» **To do**: Pick out the lines below that include the string "open".

» **Record excerpts**:
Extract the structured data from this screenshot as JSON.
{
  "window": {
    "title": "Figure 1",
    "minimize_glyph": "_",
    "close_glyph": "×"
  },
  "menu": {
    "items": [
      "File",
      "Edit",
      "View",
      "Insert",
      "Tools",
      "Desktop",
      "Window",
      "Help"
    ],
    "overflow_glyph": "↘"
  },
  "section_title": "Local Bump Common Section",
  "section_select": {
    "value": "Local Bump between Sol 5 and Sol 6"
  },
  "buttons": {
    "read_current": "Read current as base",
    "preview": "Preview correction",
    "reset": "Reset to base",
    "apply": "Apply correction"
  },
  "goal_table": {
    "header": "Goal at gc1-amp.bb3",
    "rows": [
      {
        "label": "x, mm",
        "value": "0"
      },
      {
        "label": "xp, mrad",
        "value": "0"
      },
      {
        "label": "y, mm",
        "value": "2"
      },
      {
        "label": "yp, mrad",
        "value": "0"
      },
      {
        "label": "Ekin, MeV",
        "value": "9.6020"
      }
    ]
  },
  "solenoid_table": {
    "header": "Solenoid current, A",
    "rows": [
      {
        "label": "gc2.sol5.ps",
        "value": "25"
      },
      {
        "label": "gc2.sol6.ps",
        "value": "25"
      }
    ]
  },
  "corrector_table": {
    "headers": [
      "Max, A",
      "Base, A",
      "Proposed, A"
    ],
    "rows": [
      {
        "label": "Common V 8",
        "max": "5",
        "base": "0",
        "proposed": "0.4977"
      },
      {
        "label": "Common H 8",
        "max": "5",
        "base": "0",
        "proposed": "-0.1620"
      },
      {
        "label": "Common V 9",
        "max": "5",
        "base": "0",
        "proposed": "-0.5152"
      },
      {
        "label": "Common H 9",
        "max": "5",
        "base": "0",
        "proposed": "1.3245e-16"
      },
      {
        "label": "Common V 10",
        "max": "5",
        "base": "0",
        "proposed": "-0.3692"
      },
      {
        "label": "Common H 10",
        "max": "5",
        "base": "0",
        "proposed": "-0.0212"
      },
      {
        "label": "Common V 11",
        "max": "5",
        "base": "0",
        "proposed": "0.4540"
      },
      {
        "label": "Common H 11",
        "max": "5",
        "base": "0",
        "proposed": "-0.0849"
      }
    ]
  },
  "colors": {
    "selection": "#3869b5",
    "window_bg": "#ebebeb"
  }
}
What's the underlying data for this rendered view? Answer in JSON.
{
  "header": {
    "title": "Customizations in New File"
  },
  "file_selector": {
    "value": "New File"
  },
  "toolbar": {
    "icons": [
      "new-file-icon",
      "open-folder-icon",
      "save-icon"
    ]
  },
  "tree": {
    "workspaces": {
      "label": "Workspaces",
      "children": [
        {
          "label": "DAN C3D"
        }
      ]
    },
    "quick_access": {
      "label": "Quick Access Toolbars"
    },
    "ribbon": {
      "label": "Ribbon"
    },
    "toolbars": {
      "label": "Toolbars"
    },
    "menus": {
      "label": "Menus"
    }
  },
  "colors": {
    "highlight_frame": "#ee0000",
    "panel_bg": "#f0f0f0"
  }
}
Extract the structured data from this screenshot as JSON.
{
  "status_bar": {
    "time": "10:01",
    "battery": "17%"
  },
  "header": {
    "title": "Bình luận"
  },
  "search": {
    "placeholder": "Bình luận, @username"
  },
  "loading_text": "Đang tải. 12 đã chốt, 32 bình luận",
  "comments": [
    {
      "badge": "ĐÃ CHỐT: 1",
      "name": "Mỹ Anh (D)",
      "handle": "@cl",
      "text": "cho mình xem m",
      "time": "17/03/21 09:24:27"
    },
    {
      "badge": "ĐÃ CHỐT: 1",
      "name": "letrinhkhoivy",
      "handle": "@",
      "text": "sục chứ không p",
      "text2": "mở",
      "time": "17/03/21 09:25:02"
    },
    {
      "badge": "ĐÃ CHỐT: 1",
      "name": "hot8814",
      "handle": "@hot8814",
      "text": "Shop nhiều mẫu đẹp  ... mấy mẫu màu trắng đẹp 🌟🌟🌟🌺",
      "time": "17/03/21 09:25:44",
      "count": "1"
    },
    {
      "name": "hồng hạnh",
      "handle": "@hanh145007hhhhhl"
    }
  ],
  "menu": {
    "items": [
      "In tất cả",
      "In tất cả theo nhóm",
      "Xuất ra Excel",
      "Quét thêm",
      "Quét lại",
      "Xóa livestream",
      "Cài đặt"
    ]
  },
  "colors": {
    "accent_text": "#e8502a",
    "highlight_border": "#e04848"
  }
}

...

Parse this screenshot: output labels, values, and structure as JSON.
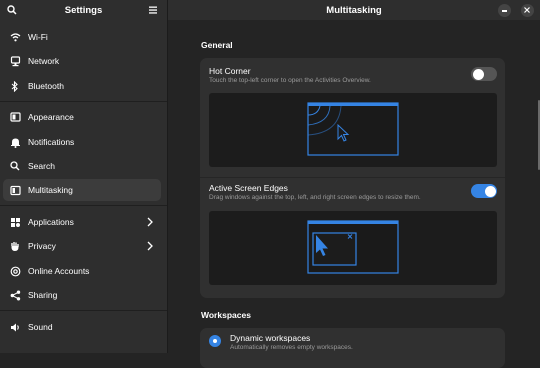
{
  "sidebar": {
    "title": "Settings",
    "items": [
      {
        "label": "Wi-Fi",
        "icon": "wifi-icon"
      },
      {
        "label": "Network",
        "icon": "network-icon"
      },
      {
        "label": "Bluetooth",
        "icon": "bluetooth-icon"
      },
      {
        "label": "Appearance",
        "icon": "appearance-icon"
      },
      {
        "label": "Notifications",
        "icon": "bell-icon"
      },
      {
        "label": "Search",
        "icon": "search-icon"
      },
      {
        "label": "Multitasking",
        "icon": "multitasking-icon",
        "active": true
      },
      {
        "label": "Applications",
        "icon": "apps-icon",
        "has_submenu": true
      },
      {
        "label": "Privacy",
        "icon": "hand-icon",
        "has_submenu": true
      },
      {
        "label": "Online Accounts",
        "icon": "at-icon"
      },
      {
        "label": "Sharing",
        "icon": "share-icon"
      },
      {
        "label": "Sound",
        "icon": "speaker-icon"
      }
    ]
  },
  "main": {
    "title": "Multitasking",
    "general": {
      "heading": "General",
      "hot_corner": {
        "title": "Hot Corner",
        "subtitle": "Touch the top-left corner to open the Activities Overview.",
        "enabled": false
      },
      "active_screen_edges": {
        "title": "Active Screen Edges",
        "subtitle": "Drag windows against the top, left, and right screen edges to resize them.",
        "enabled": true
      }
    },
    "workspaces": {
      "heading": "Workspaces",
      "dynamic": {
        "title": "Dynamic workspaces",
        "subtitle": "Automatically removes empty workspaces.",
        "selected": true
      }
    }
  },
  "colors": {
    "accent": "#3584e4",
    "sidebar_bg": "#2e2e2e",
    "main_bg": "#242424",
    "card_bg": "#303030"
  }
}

» **Written answer**:
      "open-folder-icon",
        "subtitle": "Touch the top-left corner to open the Activities Overview.",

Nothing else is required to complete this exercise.